╭──

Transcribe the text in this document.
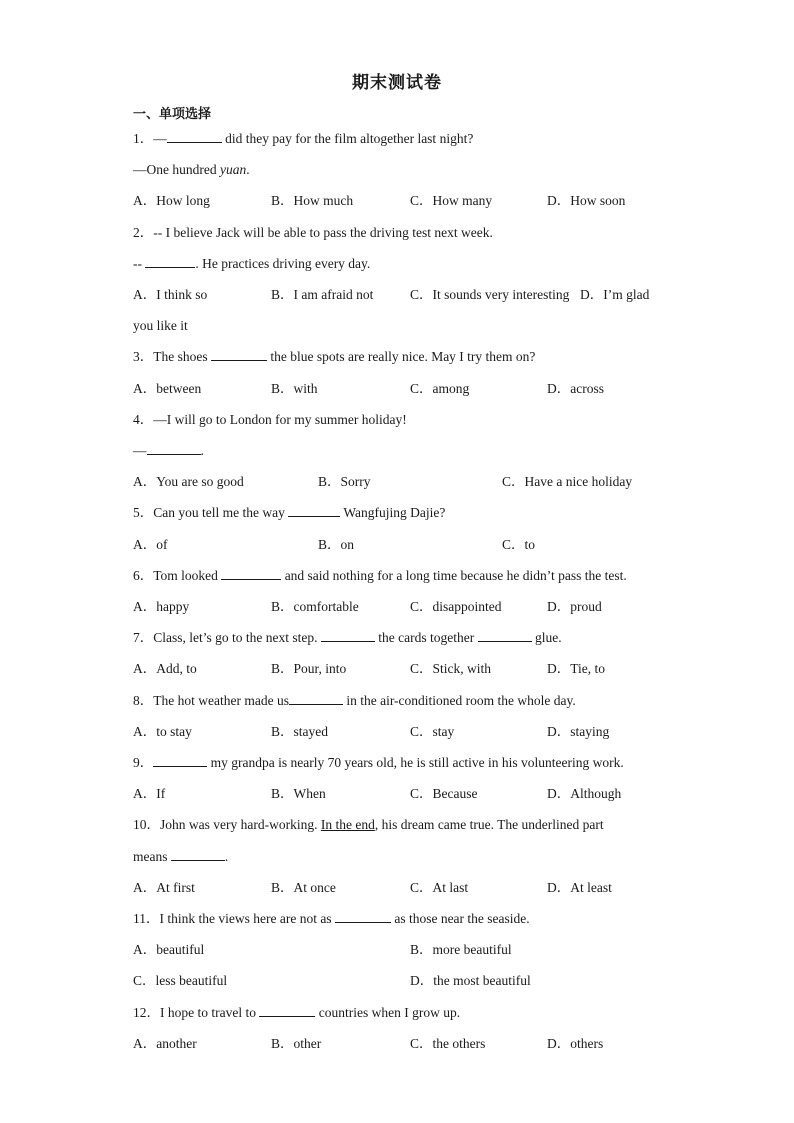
期末测试卷
一、单项选择
1．—	did they pay for the film altogether last night?
—One hundred yuan.
A．How long	B．How much	C．How many	D．How soon
2．-- I believe Jack will be able to pass the driving test next week.
--	. He practices driving every day.
A．I think so	B．I am afraid not	C．It sounds very interesting D．I’m glad
you like it
3．The shoes	the blue spots are really nice. May I try them on?
A．between	B．with	C．among	D．across
4．—I will go to London for my summer holiday!
—	.
A．You are so good	B．Sorry	C．Have a nice holiday
5．Can you tell me the way	Wangfujing Dajie?
A．of	B．on	C．to
6．Tom looked	and said nothing for a long time because he didn’t pass the test.
A．happy	B．comfortable	C．disappointed	D．proud
7．Class, let’s go to the next step.	the cards together	glue.
A．Add, to	B．Pour, into	C．Stick, with	D．Tie, to
8．The hot weather made us	in the air-conditioned room the whole day.
A．to stay	B．stayed	C．stay	D．staying
9．	my grandpa is nearly 70 years old, he is still active in his volunteering work.
A．If	B．When	C．Because	D．Although
10．John was very hard-working. In the end, his dream came true. The underlined part
means	.
A．At first	B．At once	C．At last	D．At least
11．I think the views here are not as	as those near the seaside.
A．beautiful	B．more beautiful
C．less beautiful	D．the most beautiful
12．I hope to travel to	countries when I grow up.
A．another	B．other	C．the others	D．others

╰──

*Work to be completed*.
From the entries above, collect every line with the string "driving" in it.

*Response for this exercise*.
2．-- I believe Jack will be able to pass the driving test next week.
--	. He practices driving every day.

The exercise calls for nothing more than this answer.